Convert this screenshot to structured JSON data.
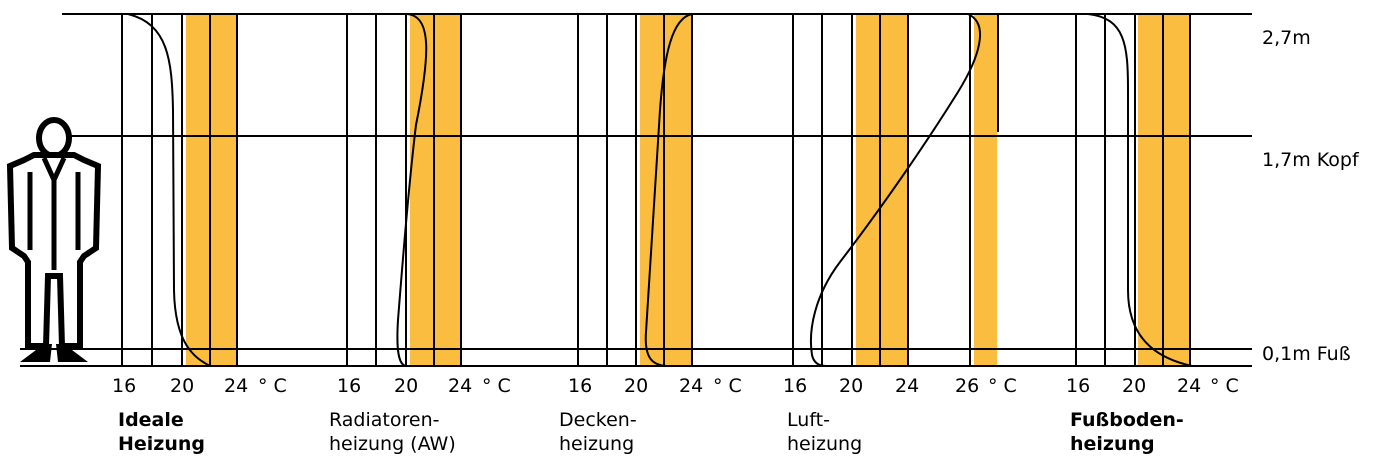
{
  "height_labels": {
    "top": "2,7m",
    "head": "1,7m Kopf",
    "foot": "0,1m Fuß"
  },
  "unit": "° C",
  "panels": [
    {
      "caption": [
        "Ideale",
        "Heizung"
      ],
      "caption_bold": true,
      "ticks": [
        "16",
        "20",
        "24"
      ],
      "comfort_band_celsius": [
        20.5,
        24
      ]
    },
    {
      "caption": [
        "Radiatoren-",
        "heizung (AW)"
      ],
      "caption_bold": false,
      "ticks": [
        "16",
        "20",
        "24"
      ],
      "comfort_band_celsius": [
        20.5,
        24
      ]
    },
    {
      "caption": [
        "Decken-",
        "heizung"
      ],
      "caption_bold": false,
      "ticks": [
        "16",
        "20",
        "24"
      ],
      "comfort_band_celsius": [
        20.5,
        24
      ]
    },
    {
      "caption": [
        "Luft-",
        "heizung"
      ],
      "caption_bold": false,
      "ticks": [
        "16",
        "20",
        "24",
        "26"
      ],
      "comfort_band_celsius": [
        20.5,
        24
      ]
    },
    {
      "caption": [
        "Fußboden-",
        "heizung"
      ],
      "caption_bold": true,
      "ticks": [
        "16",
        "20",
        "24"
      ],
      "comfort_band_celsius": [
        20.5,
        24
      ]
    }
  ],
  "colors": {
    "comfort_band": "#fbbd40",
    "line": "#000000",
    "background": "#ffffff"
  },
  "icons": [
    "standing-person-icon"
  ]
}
-- -- --
SET PROBLEM
Omit all pictures while transcribing the entries verbatim.

WRITTEN SOLUTION
Convert this screenshot to structured JSON data.
{
  "height_labels": {
    "top": "2,7m",
    "head": "1,7m Kopf",
    "foot": "0,1m Fuß"
  },
  "unit": "° C",
  "panels": [
    {
      "caption": [
        "Ideale",
        "Heizung"
      ],
      "caption_bold": true,
      "ticks": [
        "16",
        "20",
        "24"
      ],
      "comfort_band_celsius": [
        20.5,
        24
      ]
    },
    {
      "caption": [
        "Radiatoren-",
        "heizung (AW)"
      ],
      "caption_bold": false,
      "ticks": [
        "16",
        "20",
        "24"
      ],
      "comfort_band_celsius": [
        20.5,
        24
      ]
    },
    {
      "caption": [
        "Decken-",
        "heizung"
      ],
      "caption_bold": false,
      "ticks": [
        "16",
        "20",
        "24"
      ],
      "comfort_band_celsius": [
        20.5,
        24
      ]
    },
    {
      "caption": [
        "Luft-",
        "heizung"
      ],
      "caption_bold": false,
      "ticks": [
        "16",
        "20",
        "24",
        "26"
      ],
      "comfort_band_celsius": [
        20.5,
        24
      ]
    },
    {
      "caption": [
        "Fußboden-",
        "heizung"
      ],
      "caption_bold": true,
      "ticks": [
        "16",
        "20",
        "24"
      ],
      "comfort_band_celsius": [
        20.5,
        24
      ]
    }
  ],
  "colors": {
    "comfort_band": "#fbbd40",
    "line": "#000000",
    "background": "#ffffff"
  },
  "icons": [
    "standing-person-icon"
  ]
}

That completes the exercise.